Exercise requirements ▸ Every line of the records must be repeated exactly; pictures stay out.

---------- Data records

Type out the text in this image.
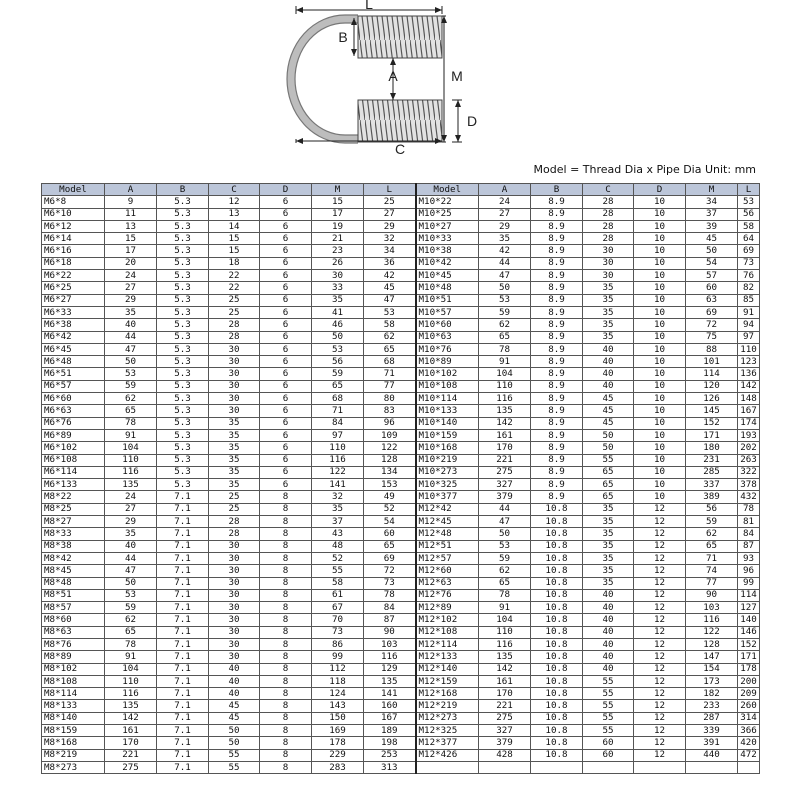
L
B
A	M
D
C
Model = Thread Dia x Pipe Dia Unit: mm
Model	A	B	C	D	M	L	Model	A	B	C	D	M	L
M6*8	9	5.3	12	6	15	25	M10*22	24	8.9	28	10	34	53
M6*10	11	5.3	13	6	17	27	M10*25	27	8.9	28	10	37	56
M6*12	13	5.3	14	6	19	29	M10*27	29	8.9	28	10	39	58
M6*14	15	5.3	15	6	21	32	M10*33	35	8.9	28	10	45	64
M6*16	17	5.3	15	6	23	34	M10*38	42	8.9	30	10	50	69
M6*18	20	5.3	18	6	26	36	M10*42	44	8.9	30	10	54	73
M6*22	24	5.3	22	6	30	42	M10*45	47	8.9	30	10	57	76
M6*25	27	5.3	22	6	33	45	M10*48	50	8.9	35	10	60	82
M6*27	29	5.3	25	6	35	47	M10*51	53	8.9	35	10	63	85
M6*33	35	5.3	25	6	41	53	M10*57	59	8.9	35	10	69	91
M6*38	40	5.3	28	6	46	58	M10*60	62	8.9	35	10	72	94
M6*42	44	5.3	28	6	50	62	M10*63	65	8.9	35	10	75	97
M6*45	47	5.3	30	6	53	65	M10*76	78	8.9	40	10	88	110
M6*48	50	5.3	30	6	56	68	M10*89	91	8.9	40	10	101	123
M6*51	53	5.3	30	6	59	71	M10*102	104	8.9	40	10	114	136
M6*57	59	5.3	30	6	65	77	M10*108	110	8.9	40	10	120	142
M6*60	62	5.3	30	6	68	80	M10*114	116	8.9	45	10	126	148
M6*63	65	5.3	30	6	71	83	M10*133	135	8.9	45	10	145	167
M6*76	78	5.3	35	6	84	96	M10*140	142	8.9	45	10	152	174
M6*89	91	5.3	35	6	97	109	M10*159	161	8.9	50	10	171	193
M6*102	104	5.3	35	6	110	122	M10*168	170	8.9	50	10	180	202
M6*108	110	5.3	35	6	116	128	M10*219	221	8.9	55	10	231	263
M6*114	116	5.3	35	6	122	134	M10*273	275	8.9	65	10	285	322
M6*133	135	5.3	35	6	141	153	M10*325	327	8.9	65	10	337	378
M8*22	24	7.1	25	8	32	49	M10*377	379	8.9	65	10	389	432
M8*25	27	7.1	25	8	35	52	M12*42	44	10.8	35	12	56	78
M8*27	29	7.1	28	8	37	54	M12*45	47	10.8	35	12	59	81
M8*33	35	7.1	28	8	43	60	M12*48	50	10.8	35	12	62	84
M8*38	40	7.1	30	8	48	65	M12*51	53	10.8	35	12	65	87
M8*42	44	7.1	30	8	52	69	M12*57	59	10.8	35	12	71	93
M8*45	47	7.1	30	8	55	72	M12*60	62	10.8	35	12	74	96
M8*48	50	7.1	30	8	58	73	M12*63	65	10.8	35	12	77	99
M8*51	53	7.1	30	8	61	78	M12*76	78	10.8	40	12	90	114
M8*57	59	7.1	30	8	67	84	M12*89	91	10.8	40	12	103	127
M8*60	62	7.1	30	8	70	87	M12*102	104	10.8	40	12	116	140
M8*63	65	7.1	30	8	73	90	M12*108	110	10.8	40	12	122	146
M8*76	78	7.1	30	8	86	103	M12*114	116	10.8	40	12	128	152
M8*89	91	7.1	30	8	99	116	M12*133	135	10.8	40	12	147	171
M8*102	104	7.1	40	8	112	129	M12*140	142	10.8	40	12	154	178
M8*108	110	7.1	40	8	118	135	M12*159	161	10.8	55	12	173	200
M8*114	116	7.1	40	8	124	141	M12*168	170	10.8	55	12	182	209
M8*133	135	7.1	45	8	143	160	M12*219	221	10.8	55	12	233	260
M8*140	142	7.1	45	8	150	167	M12*273	275	10.8	55	12	287	314
M8*159	161	7.1	50	8	169	189	M12*325	327	10.8	55	12	339	366
M8*168	170	7.1	50	8	178	198	M12*377	379	10.8	60	12	391	420
M8*219	221	7.1	55	8	229	253	M12*426	428	10.8	60	12	440	472
M8*273	275	7.1	55	8	283	313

--------------------

Finished answer ▸
Type out the text in this image.
L
B
A	M
D
C
Model = Thread Dia x Pipe Dia Unit: mm
Model	A	B	C	D	M	L	Model	A	B	C	D	M	L
M6*8	9	5.3	12	6	15	25	M10*22	24	8.9	28	10	34	53
M6*10	11	5.3	13	6	17	27	M10*25	27	8.9	28	10	37	56
M6*12	13	5.3	14	6	19	29	M10*27	29	8.9	28	10	39	58
M6*14	15	5.3	15	6	21	32	M10*33	35	8.9	28	10	45	64
M6*16	17	5.3	15	6	23	34	M10*38	42	8.9	30	10	50	69
M6*18	20	5.3	18	6	26	36	M10*42	44	8.9	30	10	54	73
M6*22	24	5.3	22	6	30	42	M10*45	47	8.9	30	10	57	76
M6*25	27	5.3	22	6	33	45	M10*48	50	8.9	35	10	60	82
M6*27	29	5.3	25	6	35	47	M10*51	53	8.9	35	10	63	85
M6*33	35	5.3	25	6	41	53	M10*57	59	8.9	35	10	69	91
M6*38	40	5.3	28	6	46	58	M10*60	62	8.9	35	10	72	94
M6*42	44	5.3	28	6	50	62	M10*63	65	8.9	35	10	75	97
M6*45	47	5.3	30	6	53	65	M10*76	78	8.9	40	10	88	110
M6*48	50	5.3	30	6	56	68	M10*89	91	8.9	40	10	101	123
M6*51	53	5.3	30	6	59	71	M10*102	104	8.9	40	10	114	136
M6*57	59	5.3	30	6	65	77	M10*108	110	8.9	40	10	120	142
M6*60	62	5.3	30	6	68	80	M10*114	116	8.9	45	10	126	148
M6*63	65	5.3	30	6	71	83	M10*133	135	8.9	45	10	145	167
M6*76	78	5.3	35	6	84	96	M10*140	142	8.9	45	10	152	174
M6*89	91	5.3	35	6	97	109	M10*159	161	8.9	50	10	171	193
M6*102	104	5.3	35	6	110	122	M10*168	170	8.9	50	10	180	202
M6*108	110	5.3	35	6	116	128	M10*219	221	8.9	55	10	231	263
M6*114	116	5.3	35	6	122	134	M10*273	275	8.9	65	10	285	322
M6*133	135	5.3	35	6	141	153	M10*325	327	8.9	65	10	337	378
M8*22	24	7.1	25	8	32	49	M10*377	379	8.9	65	10	389	432
M8*25	27	7.1	25	8	35	52	M12*42	44	10.8	35	12	56	78
M8*27	29	7.1	28	8	37	54	M12*45	47	10.8	35	12	59	81
M8*33	35	7.1	28	8	43	60	M12*48	50	10.8	35	12	62	84
M8*38	40	7.1	30	8	48	65	M12*51	53	10.8	35	12	65	87
M8*42	44	7.1	30	8	52	69	M12*57	59	10.8	35	12	71	93
M8*45	47	7.1	30	8	55	72	M12*60	62	10.8	35	12	74	96
M8*48	50	7.1	30	8	58	73	M12*63	65	10.8	35	12	77	99
M8*51	53	7.1	30	8	61	78	M12*76	78	10.8	40	12	90	114
M8*57	59	7.1	30	8	67	84	M12*89	91	10.8	40	12	103	127
M8*60	62	7.1	30	8	70	87	M12*102	104	10.8	40	12	116	140
M8*63	65	7.1	30	8	73	90	M12*108	110	10.8	40	12	122	146
M8*76	78	7.1	30	8	86	103	M12*114	116	10.8	40	12	128	152
M8*89	91	7.1	30	8	99	116	M12*133	135	10.8	40	12	147	171
M8*102	104	7.1	40	8	112	129	M12*140	142	10.8	40	12	154	178
M8*108	110	7.1	40	8	118	135	M12*159	161	10.8	55	12	173	200
M8*114	116	7.1	40	8	124	141	M12*168	170	10.8	55	12	182	209
M8*133	135	7.1	45	8	143	160	M12*219	221	10.8	55	12	233	260
M8*140	142	7.1	45	8	150	167	M12*273	275	10.8	55	12	287	314
M8*159	161	7.1	50	8	169	189	M12*325	327	10.8	55	12	339	366
M8*168	170	7.1	50	8	178	198	M12*377	379	10.8	60	12	391	420
M8*219	221	7.1	55	8	229	253	M12*426	428	10.8	60	12	440	472
M8*273	275	7.1	55	8	283	313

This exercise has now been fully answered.